— WHAT YOU WILL DO —
Select every line holding the word "futures" and copy it.

— RECORDS SUPPLIED —
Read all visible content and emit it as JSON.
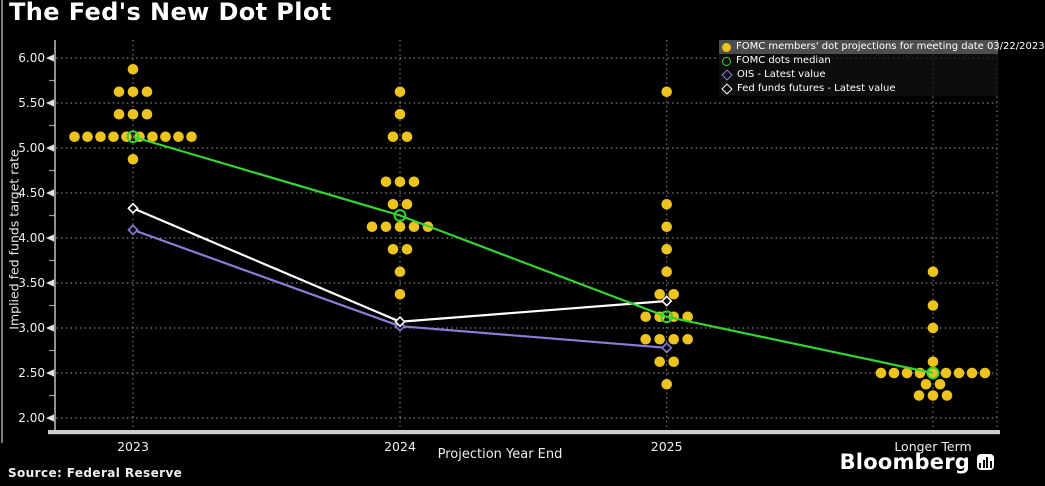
{
  "title": "The Fed's New Dot Plot",
  "source": "Source: Federal Reserve",
  "branding": {
    "logo": "Bloomberg",
    "logo_icon": "bar-chart-icon"
  },
  "legend": {
    "items": [
      {
        "marker": "filled-circle",
        "color": "#edc41e",
        "label": "FOMC members' dot projections for meeting date 03/22/2023",
        "highlighted": true
      },
      {
        "marker": "open-circle",
        "color": "#35d435",
        "label": "FOMC dots median",
        "highlighted": false
      },
      {
        "marker": "open-diamond",
        "color": "#8d7cd6",
        "label": "OIS - Latest value",
        "highlighted": false
      },
      {
        "marker": "open-diamond",
        "color": "#ffffff",
        "label": "Fed funds futures - Latest value",
        "highlighted": false
      }
    ]
  },
  "chart_data": {
    "type": "scatter",
    "title": "The Fed's New Dot Plot",
    "xlabel": "Projection Year End",
    "ylabel": "Implied fed funds target rate",
    "ylim": [
      2.0,
      6.0
    ],
    "ytick_step": 0.5,
    "ytick_labels": [
      "6.00",
      "5.50",
      "5.00",
      "4.50",
      "4.00",
      "3.50",
      "3.00",
      "2.50",
      "2.00"
    ],
    "categories": [
      "2023",
      "2024",
      "2025",
      "Longer Term"
    ],
    "grid": "dotted",
    "grid_color": "#c8c8c8",
    "axis_color": "#cccccc",
    "series": [
      {
        "name": "FOMC members' dot projections for meeting date 03/22/2023",
        "type": "dot-cluster",
        "color": "#edc41e",
        "clusters": [
          {
            "category": "2023",
            "dots": [
              {
                "value": 5.875,
                "count": 1
              },
              {
                "value": 5.625,
                "count": 3
              },
              {
                "value": 5.375,
                "count": 3
              },
              {
                "value": 5.125,
                "count": 10
              },
              {
                "value": 4.875,
                "count": 1
              }
            ]
          },
          {
            "category": "2024",
            "dots": [
              {
                "value": 5.625,
                "count": 1
              },
              {
                "value": 5.375,
                "count": 1
              },
              {
                "value": 5.125,
                "count": 2
              },
              {
                "value": 4.625,
                "count": 3
              },
              {
                "value": 4.375,
                "count": 2
              },
              {
                "value": 4.125,
                "count": 5
              },
              {
                "value": 3.875,
                "count": 2
              },
              {
                "value": 3.625,
                "count": 1
              },
              {
                "value": 3.375,
                "count": 1
              }
            ]
          },
          {
            "category": "2025",
            "dots": [
              {
                "value": 5.625,
                "count": 1
              },
              {
                "value": 4.375,
                "count": 1
              },
              {
                "value": 4.125,
                "count": 1
              },
              {
                "value": 3.875,
                "count": 1
              },
              {
                "value": 3.625,
                "count": 1
              },
              {
                "value": 3.375,
                "count": 2
              },
              {
                "value": 3.125,
                "count": 4
              },
              {
                "value": 2.875,
                "count": 4
              },
              {
                "value": 2.625,
                "count": 2
              },
              {
                "value": 2.375,
                "count": 1
              }
            ]
          },
          {
            "category": "Longer Term",
            "dots": [
              {
                "value": 3.625,
                "count": 1
              },
              {
                "value": 3.25,
                "count": 1
              },
              {
                "value": 3.0,
                "count": 1
              },
              {
                "value": 2.625,
                "count": 1
              },
              {
                "value": 2.5,
                "count": 9
              },
              {
                "value": 2.375,
                "count": 2
              },
              {
                "value": 2.25,
                "count": 3
              }
            ]
          }
        ]
      },
      {
        "name": "FOMC dots median",
        "type": "line",
        "marker": "open-circle",
        "color": "#35d435",
        "values": [
          5.125,
          4.25,
          3.125,
          2.5
        ]
      },
      {
        "name": "OIS - Latest value",
        "type": "line",
        "marker": "open-diamond",
        "color": "#8d7cd6",
        "values": [
          4.09,
          3.02,
          2.78,
          null
        ]
      },
      {
        "name": "Fed funds futures - Latest value",
        "type": "line",
        "marker": "open-diamond",
        "color": "#ffffff",
        "values": [
          4.33,
          3.07,
          3.3,
          null
        ]
      }
    ]
  }
}
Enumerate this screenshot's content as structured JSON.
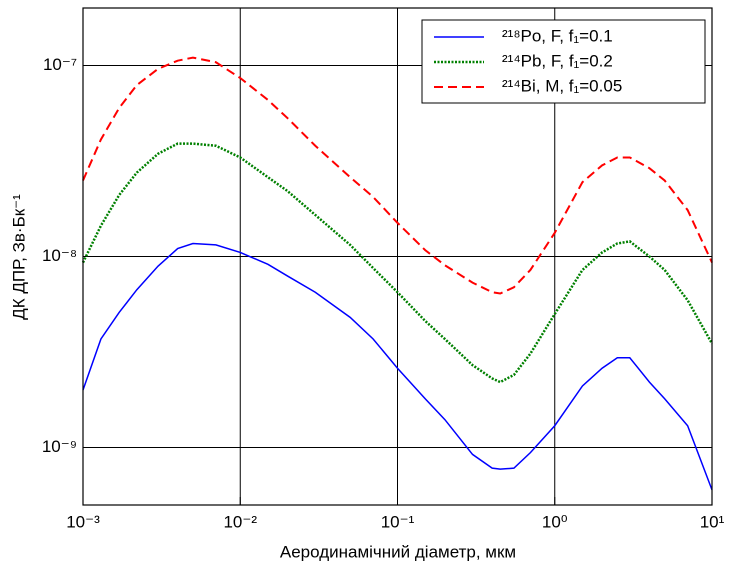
{
  "chart_data": {
    "type": "line",
    "xlabel": "Аеродинамічний діаметр, мкм",
    "ylabel": "ДК ДПР, Зв·Бк⁻¹",
    "xscale": "log",
    "yscale": "log",
    "xlim": [
      0.001,
      10
    ],
    "ylim": [
      5e-10,
      2e-07
    ],
    "xticks": [
      {
        "value": 0.001,
        "label": "10⁻³"
      },
      {
        "value": 0.01,
        "label": "10⁻²"
      },
      {
        "value": 0.1,
        "label": "10⁻¹"
      },
      {
        "value": 1,
        "label": "10⁰"
      },
      {
        "value": 10,
        "label": "10¹"
      }
    ],
    "yticks": [
      {
        "value": 1e-09,
        "label": "10⁻⁹"
      },
      {
        "value": 1e-08,
        "label": "10⁻⁸"
      },
      {
        "value": 1e-07,
        "label": "10⁻⁷"
      }
    ],
    "grid": true,
    "legend": "upper right",
    "x": [
      0.001,
      0.0013,
      0.0017,
      0.0022,
      0.003,
      0.004,
      0.005,
      0.007,
      0.01,
      0.015,
      0.02,
      0.03,
      0.05,
      0.07,
      0.1,
      0.15,
      0.2,
      0.3,
      0.4,
      0.45,
      0.55,
      0.7,
      1,
      1.5,
      2,
      2.5,
      3,
      4,
      5,
      7,
      10
    ],
    "series": [
      {
        "name": "²¹⁸Po, F, f₁=0.1",
        "color": "#0000ff",
        "linestyle": "solid",
        "values": [
          2e-09,
          3.7e-09,
          5.1e-09,
          6.7e-09,
          8.9e-09,
          1.1e-08,
          1.17e-08,
          1.15e-08,
          1.05e-08,
          9.1e-09,
          7.9e-09,
          6.5e-09,
          4.8e-09,
          3.7e-09,
          2.6e-09,
          1.8e-09,
          1.4e-09,
          9.2e-10,
          7.8e-10,
          7.7e-10,
          7.8e-10,
          9.4e-10,
          1.3e-09,
          2.1e-09,
          2.6e-09,
          2.95e-09,
          2.95e-09,
          2.2e-09,
          1.8e-09,
          1.3e-09,
          6e-10
        ]
      },
      {
        "name": "²¹⁴Pb, F, f₁=0.2",
        "color": "#008000",
        "linestyle": "dotted",
        "values": [
          9.3e-09,
          1.45e-08,
          2.1e-08,
          2.75e-08,
          3.45e-08,
          3.9e-08,
          3.9e-08,
          3.8e-08,
          3.3e-08,
          2.6e-08,
          2.2e-08,
          1.65e-08,
          1.15e-08,
          8.7e-09,
          6.5e-09,
          4.6e-09,
          3.7e-09,
          2.7e-09,
          2.3e-09,
          2.2e-09,
          2.4e-09,
          3.1e-09,
          5e-09,
          8.5e-09,
          1.05e-08,
          1.17e-08,
          1.2e-08,
          1e-08,
          8.5e-09,
          5.9e-09,
          3.5e-09
        ]
      },
      {
        "name": "²¹⁴Bi, M, f₁=0.05",
        "color": "#ff0000",
        "linestyle": "dashed",
        "values": [
          2.5e-08,
          4.1e-08,
          6e-08,
          7.9e-08,
          9.6e-08,
          1.06e-07,
          1.1e-07,
          1.04e-07,
          8.6e-08,
          6.6e-08,
          5.3e-08,
          3.8e-08,
          2.6e-08,
          2.05e-08,
          1.5e-08,
          1.08e-08,
          9e-09,
          7.3e-09,
          6.5e-09,
          6.4e-09,
          6.9e-09,
          8.5e-09,
          1.33e-08,
          2.45e-08,
          3e-08,
          3.3e-08,
          3.3e-08,
          2.9e-08,
          2.5e-08,
          1.75e-08,
          9.3e-09
        ]
      }
    ]
  }
}
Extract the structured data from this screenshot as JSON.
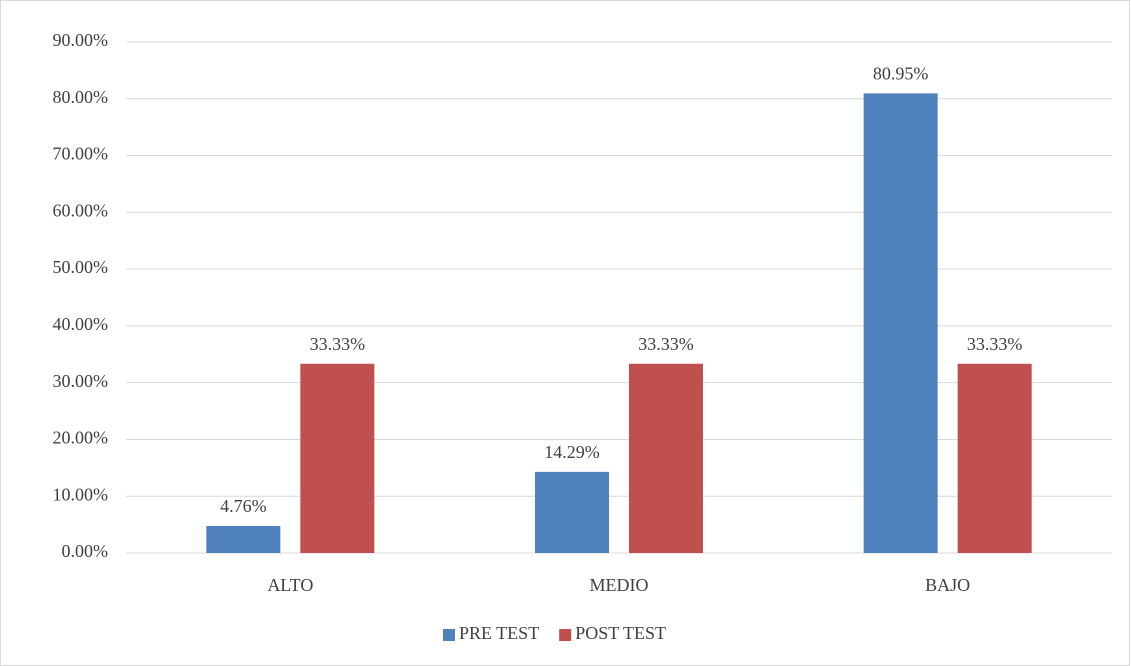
{
  "chart_data": {
    "type": "bar",
    "categories": [
      "ALTO",
      "MEDIO",
      "BAJO"
    ],
    "series": [
      {
        "name": "PRE TEST",
        "color": "#4f81bd",
        "values": [
          4.76,
          14.29,
          80.95
        ],
        "value_labels": [
          "4.76%",
          "14.29%",
          "80.95%"
        ]
      },
      {
        "name": "POST TEST",
        "color": "#c0504d",
        "values": [
          33.33,
          33.33,
          33.33
        ],
        "value_labels": [
          "33.33%",
          "33.33%",
          "33.33%"
        ]
      }
    ],
    "ylim": [
      0,
      90
    ],
    "yticks": [
      {
        "value": 0,
        "label": "0.00%"
      },
      {
        "value": 10,
        "label": "10.00%"
      },
      {
        "value": 20,
        "label": "20.00%"
      },
      {
        "value": 30,
        "label": "30.00%"
      },
      {
        "value": 40,
        "label": "40.00%"
      },
      {
        "value": 50,
        "label": "50.00%"
      },
      {
        "value": 60,
        "label": "60.00%"
      },
      {
        "value": 70,
        "label": "70.00%"
      },
      {
        "value": 80,
        "label": "80.00%"
      },
      {
        "value": 90,
        "label": "90.00%"
      }
    ],
    "grid": true,
    "legend": "bottom"
  }
}
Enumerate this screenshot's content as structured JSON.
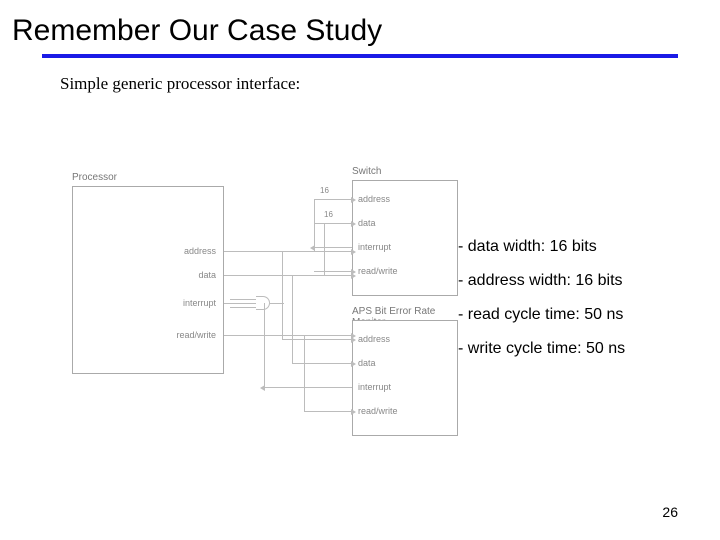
{
  "title": "Remember Our Case Study",
  "subtitle": "Simple generic processor interface:",
  "title_rule_color": "#1a1ae6",
  "page_number": "26",
  "specs": [
    "- data width: 16 bits",
    "- address width: 16 bits",
    "- read cycle time: 50 ns",
    "- write cycle time: 50 ns"
  ],
  "diagram": {
    "type": "block-diagram",
    "blocks": {
      "processor": {
        "label": "Processor",
        "ports": [
          "address",
          "data",
          "interrupt",
          "read/write"
        ]
      },
      "switch": {
        "label": "Switch",
        "ports": [
          "address",
          "data",
          "interrupt",
          "read/write"
        ]
      },
      "monitor": {
        "label": "APS Bit Error Rate Monitor",
        "ports": [
          "address",
          "data",
          "interrupt",
          "read/write"
        ]
      }
    },
    "bus_widths": {
      "address": "16",
      "data": "16"
    },
    "colors": {
      "box_border": "#aaaaaa",
      "wire": "#bcbcbc",
      "text": "#888888",
      "background": "#ffffff"
    }
  }
}
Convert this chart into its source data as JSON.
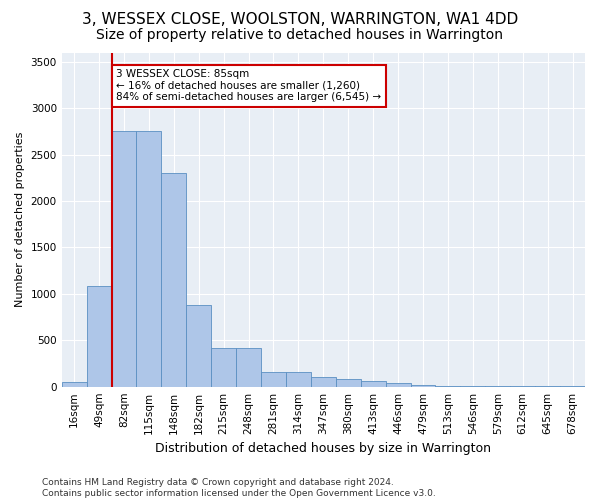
{
  "title": "3, WESSEX CLOSE, WOOLSTON, WARRINGTON, WA1 4DD",
  "subtitle": "Size of property relative to detached houses in Warrington",
  "xlabel": "Distribution of detached houses by size in Warrington",
  "ylabel": "Number of detached properties",
  "categories": [
    "16sqm",
    "49sqm",
    "82sqm",
    "115sqm",
    "148sqm",
    "182sqm",
    "215sqm",
    "248sqm",
    "281sqm",
    "314sqm",
    "347sqm",
    "380sqm",
    "413sqm",
    "446sqm",
    "479sqm",
    "513sqm",
    "546sqm",
    "579sqm",
    "612sqm",
    "645sqm",
    "678sqm"
  ],
  "values": [
    50,
    1080,
    2750,
    2750,
    2300,
    880,
    420,
    420,
    160,
    155,
    100,
    80,
    60,
    35,
    20,
    10,
    8,
    5,
    3,
    2,
    2
  ],
  "bar_color": "#aec6e8",
  "bar_edge_color": "#5a8fc2",
  "vline_x": 2,
  "vline_color": "#cc0000",
  "annotation_text": "3 WESSEX CLOSE: 85sqm\n← 16% of detached houses are smaller (1,260)\n84% of semi-detached houses are larger (6,545) →",
  "annotation_box_color": "#ffffff",
  "annotation_box_edge": "#cc0000",
  "ylim": [
    0,
    3600
  ],
  "yticks": [
    0,
    500,
    1000,
    1500,
    2000,
    2500,
    3000,
    3500
  ],
  "background_color": "#e8eef5",
  "footer_text": "Contains HM Land Registry data © Crown copyright and database right 2024.\nContains public sector information licensed under the Open Government Licence v3.0.",
  "title_fontsize": 11,
  "subtitle_fontsize": 10,
  "xlabel_fontsize": 9,
  "ylabel_fontsize": 8,
  "tick_fontsize": 7.5,
  "footer_fontsize": 6.5
}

— EXERCISE RESPONSE —
        "label": "Fed funds futures - Latest value",
        "name": "Fed funds futures - Latest value",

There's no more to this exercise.